### ИСХОДНЫЙ ТЕКСТ
((
Чем ходить в банк каждый день, ты мог бы уехать на месяцок куда-нибудь в ашрам или монастырь, на гору взойти, как Моисей, и там поститься сорок дней. Может, тебе открылись бы какие-то каналы связи с космосом.

- Может быть. Но я как-то в это не верю.

Ты, значит, как-то сильно застрял в этой нашей действительности.

- Я к этому отношусь совершенно спокойно. Я не жертвую всем своим временем ради банка. Я собираю живопись и трачу на это много времени. Я читаю. Я много езжу. Я свободен. Я сейчас делаю именно то, что мне интересно, и не занимаюсь тем, что мне скучно. Кстати, банком заниматься интересно, это очень большая жизнь. Ты видишь все, что происходит вокруг тебя в экономике и политике, ты влияешь на это. Согласись, человек всегда стремится увеличить свое влияние. Для этого есть разные способы: тексты писать, в банке работать. Мне кажется, на уровне подсознания каждый из нас всегда стремится выбрать ту сферу, где он наиболее влиятелен. Сейчас можно писать о пути России или, например, о коррупции - но ты будешь не влиятелен. Вот есть блестящий публицист и мой товарищ, Егор Гайдар. Кто сегодня слышит про Гайдара? Писать статьи с точки зрения влияния на жизнь сейчас неактуально. А банк влияет на жизнь. Конечно, думая о том, чем мне заниматься, я интуитивно выбираю сферу, где я более влиятелен.

Так ты, значит, хотел быть писателем в те времена, когда…

- …писатели были властителями дум. Конечно!

Ну да, сейчас трудно так влиять на умы, как это делал, к примеру, Трифонов. Сейчас слишком много писателей! Во времена Пушкина можно было в журнале тиснуть стишок - один! - и страшно прославиться. Мало было сочинителей.

- Да.

Человек с моим статусом и моей биографией не может в нашей стране быть моральным авторитетом. Вот почему я не стал писателем

Один стих - и вся читающая Россия не спит ночами, и Белинский с Гоголем бегут ночью поздравлять молодое дарование… В стране было - условно - десять поэтов и триста читателей.
))
Данные аннотаций рамок
((
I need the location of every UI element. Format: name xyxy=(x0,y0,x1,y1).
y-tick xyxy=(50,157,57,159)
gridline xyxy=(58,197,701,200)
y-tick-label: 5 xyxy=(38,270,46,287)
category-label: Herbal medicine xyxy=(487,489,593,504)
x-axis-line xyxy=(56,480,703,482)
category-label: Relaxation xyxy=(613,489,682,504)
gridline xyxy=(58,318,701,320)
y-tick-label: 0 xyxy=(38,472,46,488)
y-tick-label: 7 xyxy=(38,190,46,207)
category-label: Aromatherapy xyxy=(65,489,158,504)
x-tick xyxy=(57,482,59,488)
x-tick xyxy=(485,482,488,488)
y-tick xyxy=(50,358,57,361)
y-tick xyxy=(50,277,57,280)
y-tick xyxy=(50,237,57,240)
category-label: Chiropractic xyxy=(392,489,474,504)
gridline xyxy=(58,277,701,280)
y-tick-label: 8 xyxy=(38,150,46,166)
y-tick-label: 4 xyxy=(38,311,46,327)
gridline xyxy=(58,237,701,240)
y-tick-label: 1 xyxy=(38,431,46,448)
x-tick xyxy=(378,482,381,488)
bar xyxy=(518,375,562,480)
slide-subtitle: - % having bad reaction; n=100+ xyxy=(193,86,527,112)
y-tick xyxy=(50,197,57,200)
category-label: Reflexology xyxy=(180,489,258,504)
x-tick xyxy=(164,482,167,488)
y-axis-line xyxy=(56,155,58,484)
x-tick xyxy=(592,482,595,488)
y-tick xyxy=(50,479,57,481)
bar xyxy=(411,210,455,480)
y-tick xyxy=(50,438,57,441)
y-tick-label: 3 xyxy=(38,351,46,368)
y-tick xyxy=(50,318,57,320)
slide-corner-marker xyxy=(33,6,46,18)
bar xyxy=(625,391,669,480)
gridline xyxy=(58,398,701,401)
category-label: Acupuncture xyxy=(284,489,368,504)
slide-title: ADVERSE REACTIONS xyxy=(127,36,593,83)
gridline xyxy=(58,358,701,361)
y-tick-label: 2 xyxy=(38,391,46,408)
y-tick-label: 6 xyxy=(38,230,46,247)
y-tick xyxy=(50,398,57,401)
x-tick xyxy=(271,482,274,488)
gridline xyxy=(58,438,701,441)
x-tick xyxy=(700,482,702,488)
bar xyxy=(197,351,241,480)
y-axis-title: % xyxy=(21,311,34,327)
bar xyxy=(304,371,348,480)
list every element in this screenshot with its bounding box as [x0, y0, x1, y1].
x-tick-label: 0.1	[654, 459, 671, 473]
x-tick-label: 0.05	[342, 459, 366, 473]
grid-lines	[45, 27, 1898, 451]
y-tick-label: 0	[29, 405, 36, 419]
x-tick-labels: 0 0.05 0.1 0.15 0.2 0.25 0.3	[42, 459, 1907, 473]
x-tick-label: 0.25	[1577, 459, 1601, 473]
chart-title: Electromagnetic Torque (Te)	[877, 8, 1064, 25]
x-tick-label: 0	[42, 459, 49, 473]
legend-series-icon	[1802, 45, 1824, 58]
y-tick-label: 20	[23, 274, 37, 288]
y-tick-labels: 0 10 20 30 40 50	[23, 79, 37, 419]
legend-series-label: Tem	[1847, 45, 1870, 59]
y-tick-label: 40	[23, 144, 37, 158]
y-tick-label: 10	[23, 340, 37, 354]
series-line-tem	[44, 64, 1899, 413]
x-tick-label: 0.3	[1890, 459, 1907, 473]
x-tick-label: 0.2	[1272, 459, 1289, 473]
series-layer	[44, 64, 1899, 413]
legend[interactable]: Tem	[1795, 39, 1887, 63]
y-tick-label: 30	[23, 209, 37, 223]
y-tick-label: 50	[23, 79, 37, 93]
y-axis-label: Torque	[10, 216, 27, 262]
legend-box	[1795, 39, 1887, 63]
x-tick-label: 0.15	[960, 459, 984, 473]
))
### ПИСЬМЕННОЕ ЗАДАНИЕ
Продолжите интервью о выборе между банком и литературой, начав сразу после его последней фразы. Записи являются самостоятельным материалом.

### РЕШЁННОЕ УПРАЖНЕНИЕ
- Вот я недавно беседовал с Ирой Прохоровой, это Мишина (бизнесмена Михаила Прохорова. -Прим. ред.) сестра, совершенно замечательная женщина. О поэзии. А я поэзией занимался всерьез. Критику читал, много стихов знал и знаю. У меня есть ощущение, что я, прочитав одно стихотворение, могу сказать, есть у человека дар или нет. Хотя, может, это иллюзия. Я говорю: «Ира, я сейчас читаю всех подряд - и никого не вижу. Последний большой, на мой взгляд, поэт - это Нина Искренко. Толком ее стихов никто не знает, но все про нее слышали. Я ее читал и даже стихи перепечатывал для себя на машинке. Но она умерла. И теперь никого нет. Нету поэтов». Тогда Ира притащила десять книжек разных современных поэтов, которых она считает серьезными. И вот я поехал в Лондон, там у меня семья живет…

Так оно, может, и лучше, по нынешним-то временам.

- Это связано только с образованием детей. В Англии мне делать нечего, я там сижу и читаю, сижу и читаю… Ну и пишу иногда. И вот интересно, как поэты в предисловиях про себя пишут! «Я вхожу в число четырехсот лучших поэтов России», - пишет один. У них нет претензии быть великими. А по мне, быть одним из четырехсот поэтов, удобрять собой культурный слой - это не может быть целью жизни. Писать стихи - этим стоит заниматься, если есть большой дар. А стать «одним из» - очень провинциальное желание. Мы вообще становимся провинциальной страной.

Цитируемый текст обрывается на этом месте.